▶ Records provided:
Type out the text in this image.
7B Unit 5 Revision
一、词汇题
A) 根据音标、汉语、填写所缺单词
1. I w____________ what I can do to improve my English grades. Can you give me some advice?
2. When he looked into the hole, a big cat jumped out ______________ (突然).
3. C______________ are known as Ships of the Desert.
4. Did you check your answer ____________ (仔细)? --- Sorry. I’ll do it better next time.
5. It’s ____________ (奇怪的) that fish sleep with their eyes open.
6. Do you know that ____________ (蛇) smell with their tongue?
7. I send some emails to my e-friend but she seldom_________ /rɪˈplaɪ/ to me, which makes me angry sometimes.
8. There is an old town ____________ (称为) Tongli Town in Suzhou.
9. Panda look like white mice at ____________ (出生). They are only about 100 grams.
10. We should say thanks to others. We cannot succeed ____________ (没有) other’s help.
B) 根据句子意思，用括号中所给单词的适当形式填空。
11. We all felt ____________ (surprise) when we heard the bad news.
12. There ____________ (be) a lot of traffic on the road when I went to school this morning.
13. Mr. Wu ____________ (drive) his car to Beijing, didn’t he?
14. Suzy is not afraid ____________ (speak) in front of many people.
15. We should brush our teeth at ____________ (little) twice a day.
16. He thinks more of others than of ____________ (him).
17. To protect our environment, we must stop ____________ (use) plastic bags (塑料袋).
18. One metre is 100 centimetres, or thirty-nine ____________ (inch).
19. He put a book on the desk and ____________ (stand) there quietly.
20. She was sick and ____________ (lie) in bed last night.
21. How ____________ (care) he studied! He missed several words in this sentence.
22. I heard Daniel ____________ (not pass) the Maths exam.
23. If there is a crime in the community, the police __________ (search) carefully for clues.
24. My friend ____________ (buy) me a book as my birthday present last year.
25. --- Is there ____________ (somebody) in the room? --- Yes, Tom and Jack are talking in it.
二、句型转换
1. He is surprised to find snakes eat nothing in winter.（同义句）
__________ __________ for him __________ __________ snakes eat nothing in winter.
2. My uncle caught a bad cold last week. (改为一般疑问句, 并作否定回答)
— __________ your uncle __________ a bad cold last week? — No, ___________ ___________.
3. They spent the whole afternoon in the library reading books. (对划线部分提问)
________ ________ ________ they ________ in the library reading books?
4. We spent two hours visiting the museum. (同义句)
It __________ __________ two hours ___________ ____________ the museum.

==

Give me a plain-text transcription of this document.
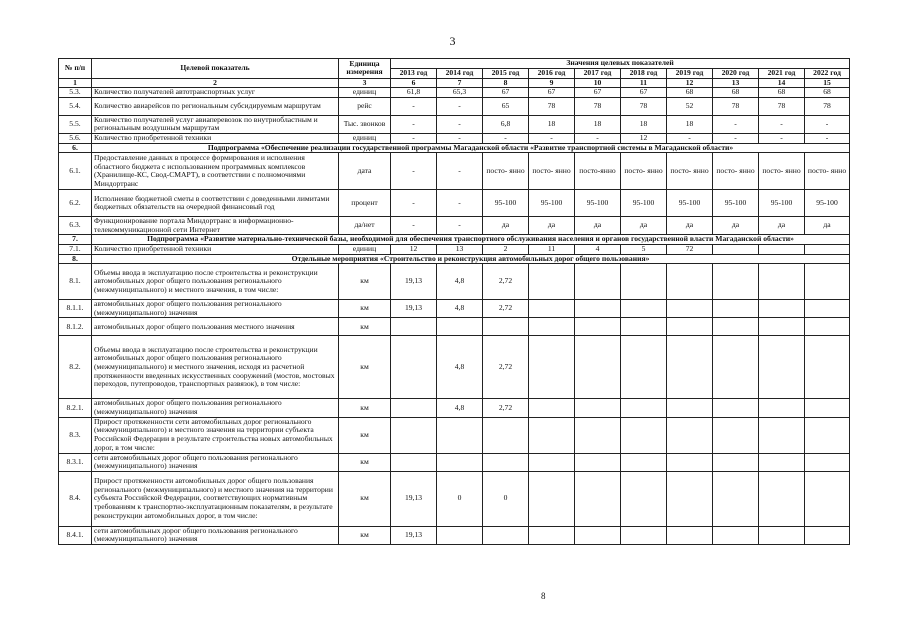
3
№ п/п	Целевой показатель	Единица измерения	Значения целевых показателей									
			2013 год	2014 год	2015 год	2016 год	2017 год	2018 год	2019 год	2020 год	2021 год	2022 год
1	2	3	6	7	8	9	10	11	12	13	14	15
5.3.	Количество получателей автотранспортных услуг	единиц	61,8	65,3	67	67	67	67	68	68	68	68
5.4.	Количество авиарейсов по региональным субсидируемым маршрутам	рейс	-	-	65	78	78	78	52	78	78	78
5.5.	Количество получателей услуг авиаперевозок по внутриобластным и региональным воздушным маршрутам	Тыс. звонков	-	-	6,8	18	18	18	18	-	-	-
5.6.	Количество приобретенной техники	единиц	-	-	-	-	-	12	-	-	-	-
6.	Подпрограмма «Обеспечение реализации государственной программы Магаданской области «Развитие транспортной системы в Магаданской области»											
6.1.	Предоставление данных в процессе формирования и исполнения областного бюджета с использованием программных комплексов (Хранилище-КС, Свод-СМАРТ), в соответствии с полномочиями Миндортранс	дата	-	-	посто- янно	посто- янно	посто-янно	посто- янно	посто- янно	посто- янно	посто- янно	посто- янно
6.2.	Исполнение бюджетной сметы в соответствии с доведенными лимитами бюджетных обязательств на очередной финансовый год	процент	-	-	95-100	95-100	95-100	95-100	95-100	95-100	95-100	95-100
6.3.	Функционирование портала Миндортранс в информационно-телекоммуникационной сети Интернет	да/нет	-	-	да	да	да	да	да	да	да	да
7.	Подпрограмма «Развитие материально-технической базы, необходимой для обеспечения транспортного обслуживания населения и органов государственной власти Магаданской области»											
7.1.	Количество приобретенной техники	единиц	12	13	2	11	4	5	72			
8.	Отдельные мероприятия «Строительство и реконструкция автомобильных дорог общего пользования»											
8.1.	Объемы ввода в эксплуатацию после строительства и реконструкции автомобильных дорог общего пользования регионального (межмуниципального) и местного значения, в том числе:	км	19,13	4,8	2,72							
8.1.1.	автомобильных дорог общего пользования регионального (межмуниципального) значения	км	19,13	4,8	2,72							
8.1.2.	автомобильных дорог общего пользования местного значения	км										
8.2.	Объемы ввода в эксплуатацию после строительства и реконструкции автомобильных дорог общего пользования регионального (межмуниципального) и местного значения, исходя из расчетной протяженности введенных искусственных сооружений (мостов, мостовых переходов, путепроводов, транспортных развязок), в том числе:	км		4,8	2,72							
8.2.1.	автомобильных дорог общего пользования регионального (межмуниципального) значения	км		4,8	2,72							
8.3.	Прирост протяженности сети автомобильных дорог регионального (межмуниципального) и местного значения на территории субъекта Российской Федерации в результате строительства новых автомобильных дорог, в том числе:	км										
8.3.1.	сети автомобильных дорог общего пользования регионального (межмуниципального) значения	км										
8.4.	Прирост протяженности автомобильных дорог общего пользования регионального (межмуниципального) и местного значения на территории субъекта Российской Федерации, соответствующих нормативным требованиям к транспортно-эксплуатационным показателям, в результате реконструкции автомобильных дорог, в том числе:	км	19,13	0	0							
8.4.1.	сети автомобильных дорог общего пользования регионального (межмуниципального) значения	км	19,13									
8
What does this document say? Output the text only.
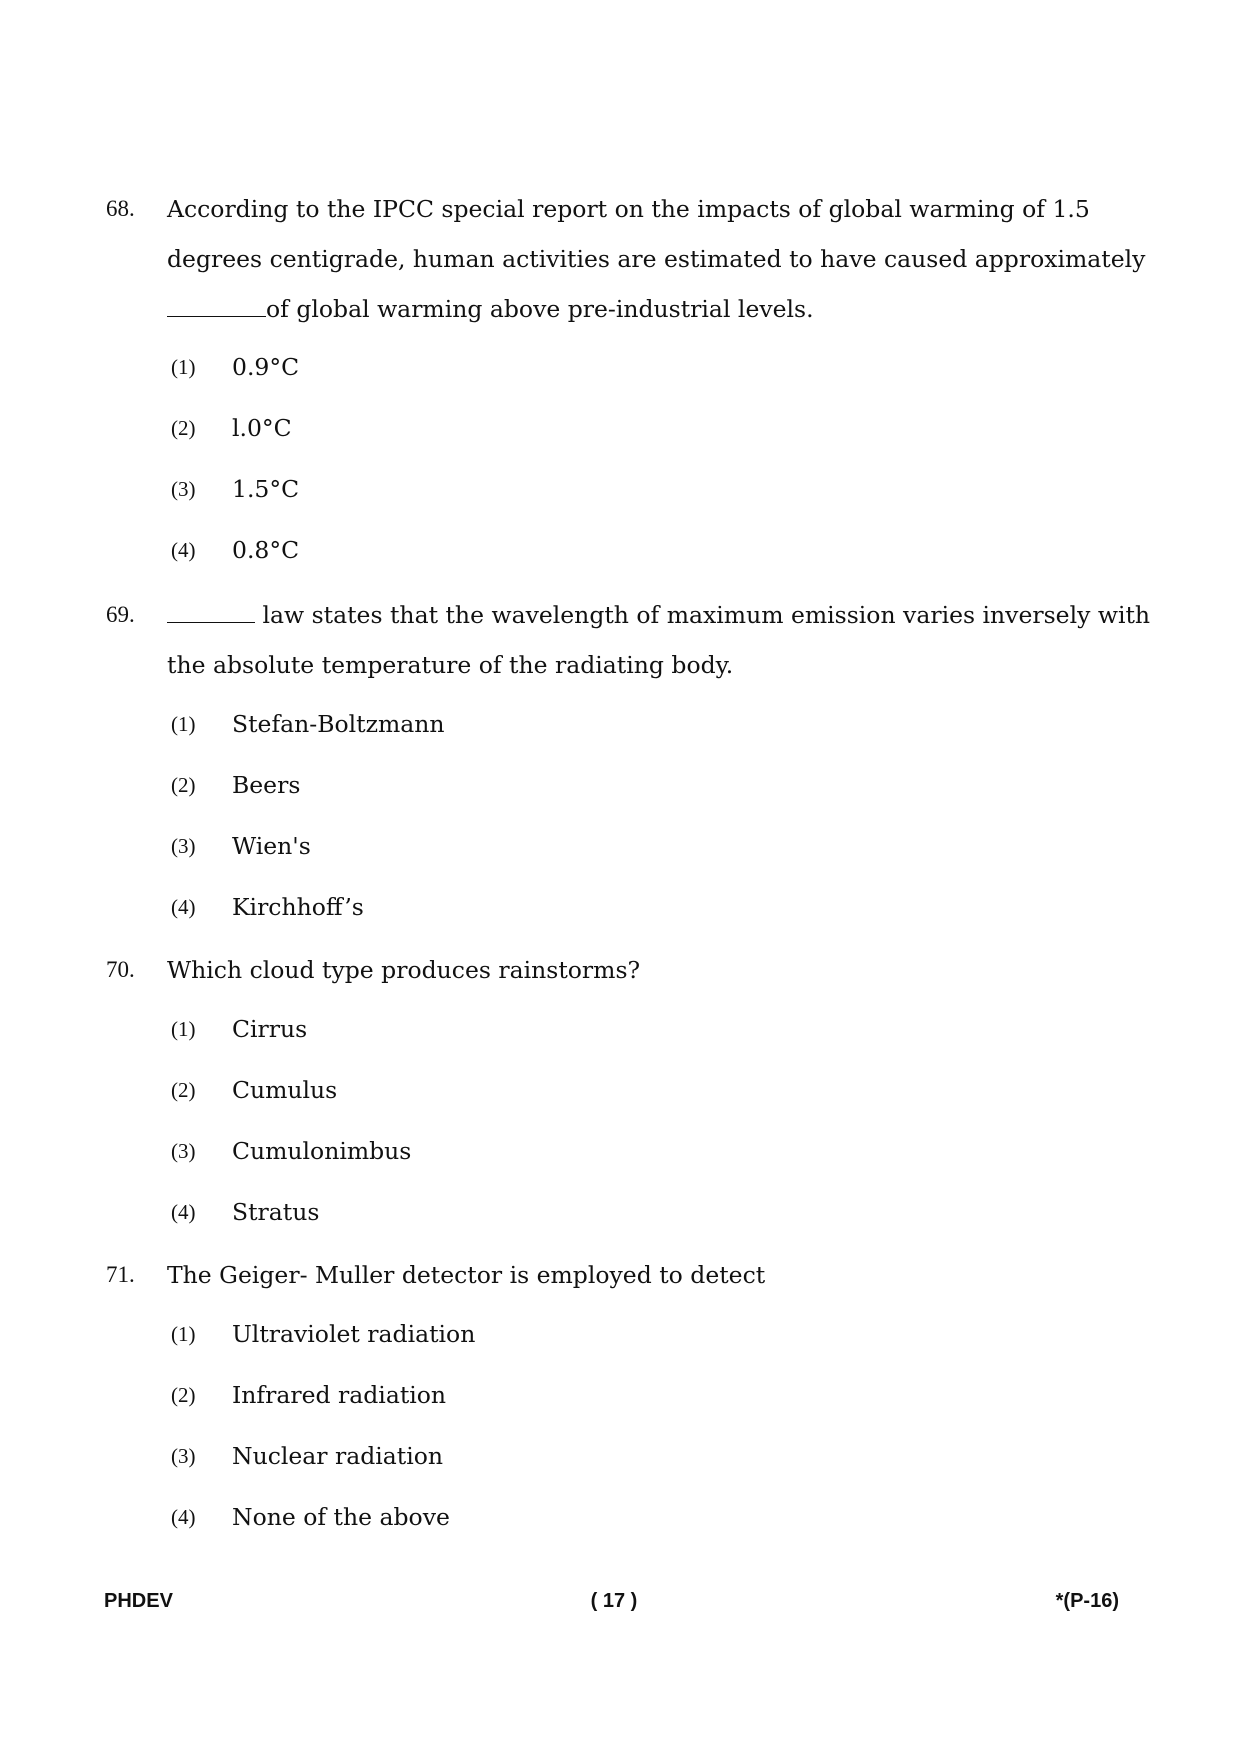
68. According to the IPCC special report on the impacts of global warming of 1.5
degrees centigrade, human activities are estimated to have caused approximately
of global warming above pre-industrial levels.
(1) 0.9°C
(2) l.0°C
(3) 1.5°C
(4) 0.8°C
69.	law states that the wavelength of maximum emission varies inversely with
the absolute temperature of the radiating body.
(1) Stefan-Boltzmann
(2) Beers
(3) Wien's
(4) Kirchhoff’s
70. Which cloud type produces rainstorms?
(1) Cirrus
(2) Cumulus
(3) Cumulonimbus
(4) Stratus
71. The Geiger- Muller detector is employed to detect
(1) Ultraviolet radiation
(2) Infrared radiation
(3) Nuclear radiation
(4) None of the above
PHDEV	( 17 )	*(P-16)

▶ Work instructions: Give only the count of lines in which the string "uncle" appears.

▶ Output of the exercise: 2